THE TASK: Count the lines that hold the string "will". Reply with the number alone.

RECORDS FOR PROCESSING:
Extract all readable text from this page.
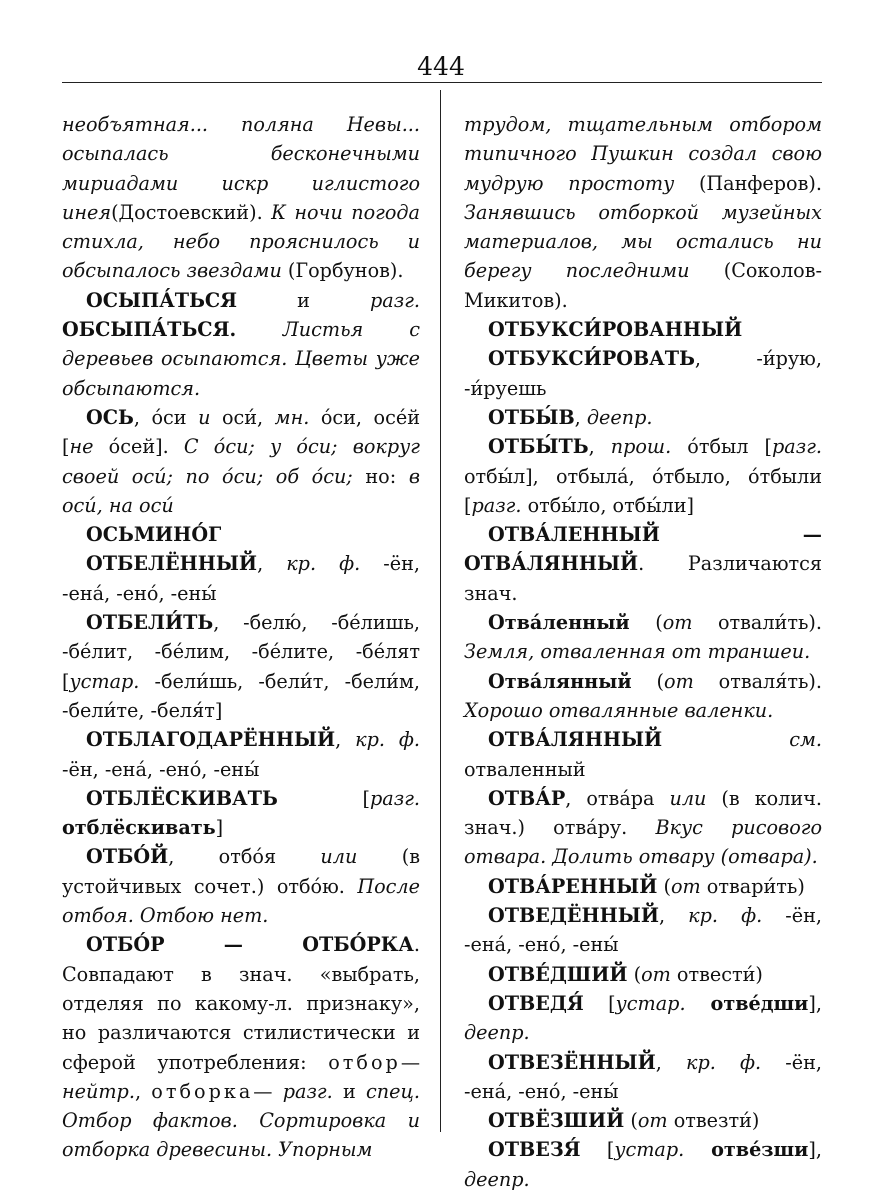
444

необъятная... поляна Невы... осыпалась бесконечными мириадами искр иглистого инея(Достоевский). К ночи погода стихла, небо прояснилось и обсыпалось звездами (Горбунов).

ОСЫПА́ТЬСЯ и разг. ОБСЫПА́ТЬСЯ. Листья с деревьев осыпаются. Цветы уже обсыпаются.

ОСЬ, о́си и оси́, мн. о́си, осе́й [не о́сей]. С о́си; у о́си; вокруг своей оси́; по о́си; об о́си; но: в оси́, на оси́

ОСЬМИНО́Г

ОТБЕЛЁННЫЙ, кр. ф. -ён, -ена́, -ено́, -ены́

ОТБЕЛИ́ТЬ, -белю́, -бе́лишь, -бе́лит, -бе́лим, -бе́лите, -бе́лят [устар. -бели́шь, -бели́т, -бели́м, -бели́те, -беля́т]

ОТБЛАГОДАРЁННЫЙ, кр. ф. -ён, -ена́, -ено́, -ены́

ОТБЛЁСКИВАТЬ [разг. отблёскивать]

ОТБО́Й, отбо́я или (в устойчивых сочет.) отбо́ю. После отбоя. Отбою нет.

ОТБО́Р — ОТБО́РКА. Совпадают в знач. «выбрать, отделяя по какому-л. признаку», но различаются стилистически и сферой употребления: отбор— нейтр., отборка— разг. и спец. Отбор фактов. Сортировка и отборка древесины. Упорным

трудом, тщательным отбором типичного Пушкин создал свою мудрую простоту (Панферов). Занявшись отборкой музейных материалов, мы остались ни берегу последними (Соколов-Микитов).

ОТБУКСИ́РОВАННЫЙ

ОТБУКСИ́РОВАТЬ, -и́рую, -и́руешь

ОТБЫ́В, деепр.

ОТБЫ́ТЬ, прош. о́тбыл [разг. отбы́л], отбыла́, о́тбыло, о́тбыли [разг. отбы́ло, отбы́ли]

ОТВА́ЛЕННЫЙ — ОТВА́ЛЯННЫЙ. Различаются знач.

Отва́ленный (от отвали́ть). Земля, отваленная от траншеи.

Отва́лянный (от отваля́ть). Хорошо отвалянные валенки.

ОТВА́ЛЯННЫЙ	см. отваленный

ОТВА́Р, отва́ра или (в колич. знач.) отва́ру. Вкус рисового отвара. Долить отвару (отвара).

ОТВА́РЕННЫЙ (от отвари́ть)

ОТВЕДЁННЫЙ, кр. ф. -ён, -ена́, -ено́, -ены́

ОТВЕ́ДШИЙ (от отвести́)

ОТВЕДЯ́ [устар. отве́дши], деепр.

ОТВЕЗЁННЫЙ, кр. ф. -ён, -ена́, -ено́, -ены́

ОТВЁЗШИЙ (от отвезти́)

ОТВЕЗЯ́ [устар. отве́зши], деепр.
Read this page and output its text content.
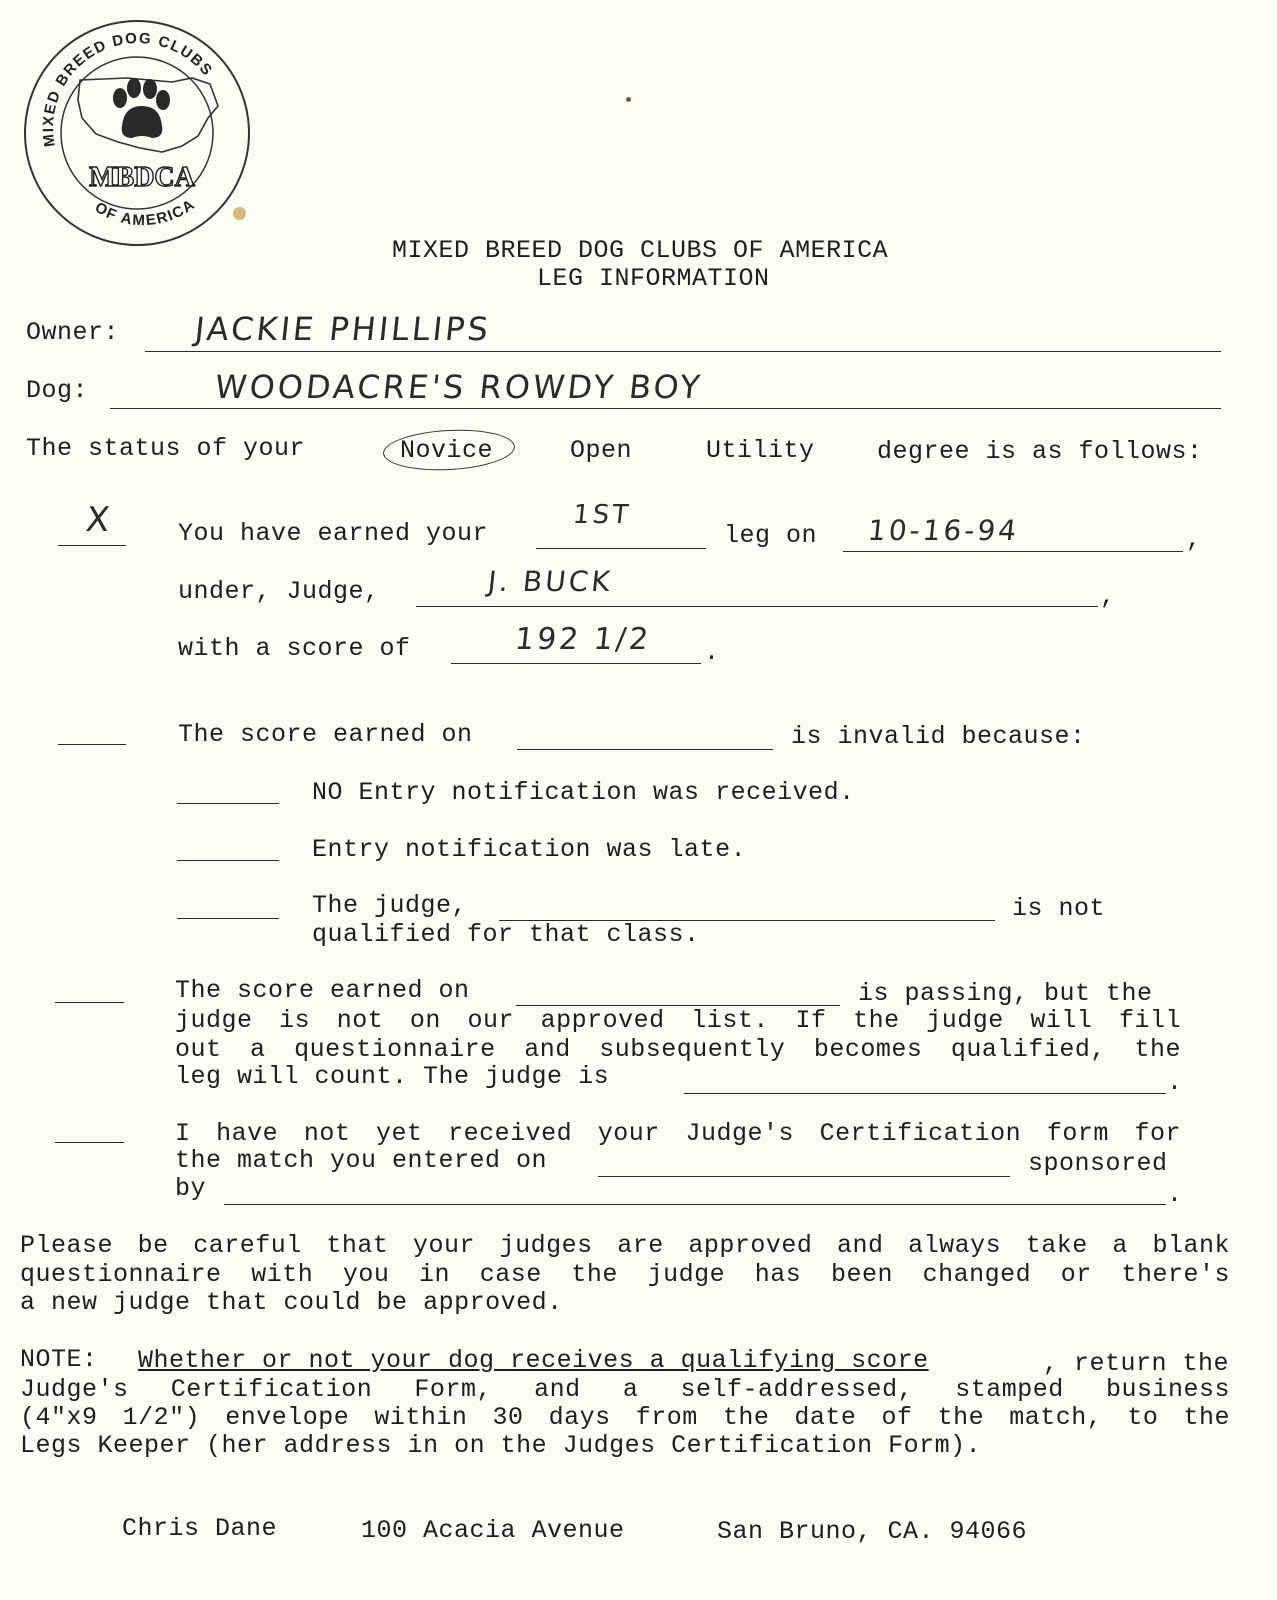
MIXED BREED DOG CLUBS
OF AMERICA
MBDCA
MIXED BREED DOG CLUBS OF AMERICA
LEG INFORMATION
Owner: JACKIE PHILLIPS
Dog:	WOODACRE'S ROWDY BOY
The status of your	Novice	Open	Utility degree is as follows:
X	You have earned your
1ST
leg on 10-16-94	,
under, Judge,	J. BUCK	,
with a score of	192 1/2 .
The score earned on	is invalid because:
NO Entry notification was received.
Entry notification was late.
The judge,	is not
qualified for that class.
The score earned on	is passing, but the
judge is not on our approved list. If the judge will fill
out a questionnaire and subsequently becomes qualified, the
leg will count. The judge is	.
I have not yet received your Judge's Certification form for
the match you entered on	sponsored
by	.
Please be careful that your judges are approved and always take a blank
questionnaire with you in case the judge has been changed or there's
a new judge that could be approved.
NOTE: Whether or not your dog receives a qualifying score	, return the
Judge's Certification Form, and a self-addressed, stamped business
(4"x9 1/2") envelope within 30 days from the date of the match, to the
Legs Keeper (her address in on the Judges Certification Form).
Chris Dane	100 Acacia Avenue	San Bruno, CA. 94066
...
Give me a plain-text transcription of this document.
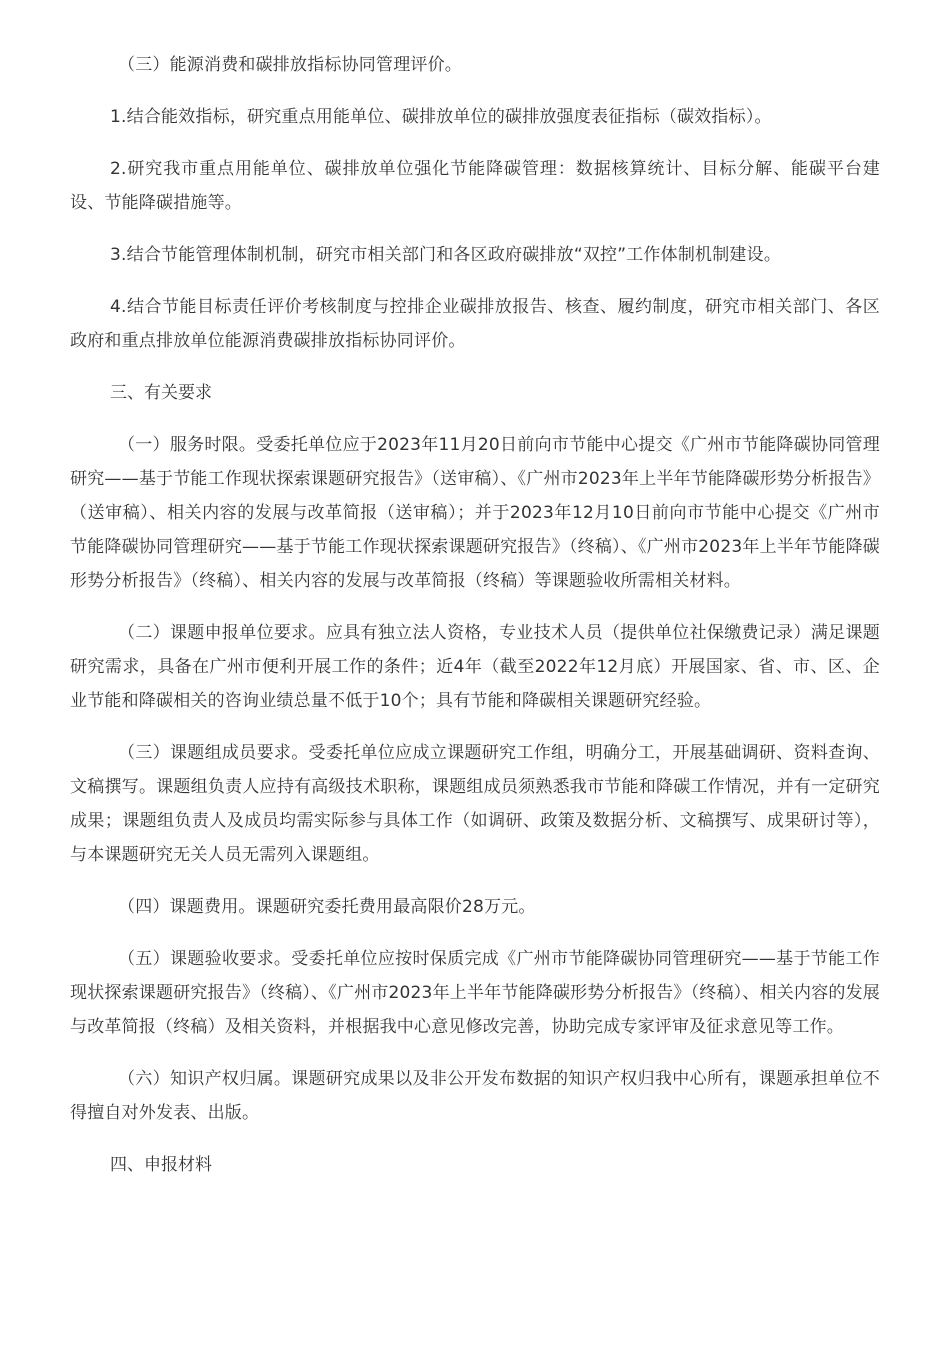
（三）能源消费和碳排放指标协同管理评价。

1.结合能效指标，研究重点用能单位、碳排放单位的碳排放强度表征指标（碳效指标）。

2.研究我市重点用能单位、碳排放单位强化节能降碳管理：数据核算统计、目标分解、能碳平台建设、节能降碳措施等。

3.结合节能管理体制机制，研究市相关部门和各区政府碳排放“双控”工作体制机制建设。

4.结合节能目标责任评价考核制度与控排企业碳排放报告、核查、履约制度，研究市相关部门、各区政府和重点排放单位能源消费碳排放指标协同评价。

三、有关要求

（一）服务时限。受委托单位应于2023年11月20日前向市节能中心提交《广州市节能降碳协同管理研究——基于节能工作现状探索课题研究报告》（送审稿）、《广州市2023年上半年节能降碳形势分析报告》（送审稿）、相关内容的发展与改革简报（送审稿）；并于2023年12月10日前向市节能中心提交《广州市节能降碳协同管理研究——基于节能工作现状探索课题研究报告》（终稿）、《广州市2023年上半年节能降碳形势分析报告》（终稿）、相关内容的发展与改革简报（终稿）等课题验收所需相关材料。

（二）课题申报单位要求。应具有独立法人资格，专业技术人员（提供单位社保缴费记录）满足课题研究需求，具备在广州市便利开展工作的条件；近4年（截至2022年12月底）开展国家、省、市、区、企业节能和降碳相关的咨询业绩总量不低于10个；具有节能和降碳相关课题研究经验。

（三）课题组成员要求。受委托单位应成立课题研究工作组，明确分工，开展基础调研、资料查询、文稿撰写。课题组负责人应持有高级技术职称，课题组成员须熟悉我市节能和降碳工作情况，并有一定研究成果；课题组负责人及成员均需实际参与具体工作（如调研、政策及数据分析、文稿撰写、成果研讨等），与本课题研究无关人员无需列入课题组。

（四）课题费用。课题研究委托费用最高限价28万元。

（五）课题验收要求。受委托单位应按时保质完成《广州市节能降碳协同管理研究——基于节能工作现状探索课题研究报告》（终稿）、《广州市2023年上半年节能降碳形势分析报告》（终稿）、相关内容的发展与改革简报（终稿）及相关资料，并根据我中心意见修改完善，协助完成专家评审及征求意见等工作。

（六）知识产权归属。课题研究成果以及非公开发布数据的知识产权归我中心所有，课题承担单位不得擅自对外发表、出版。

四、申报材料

RESULT BELOW: 2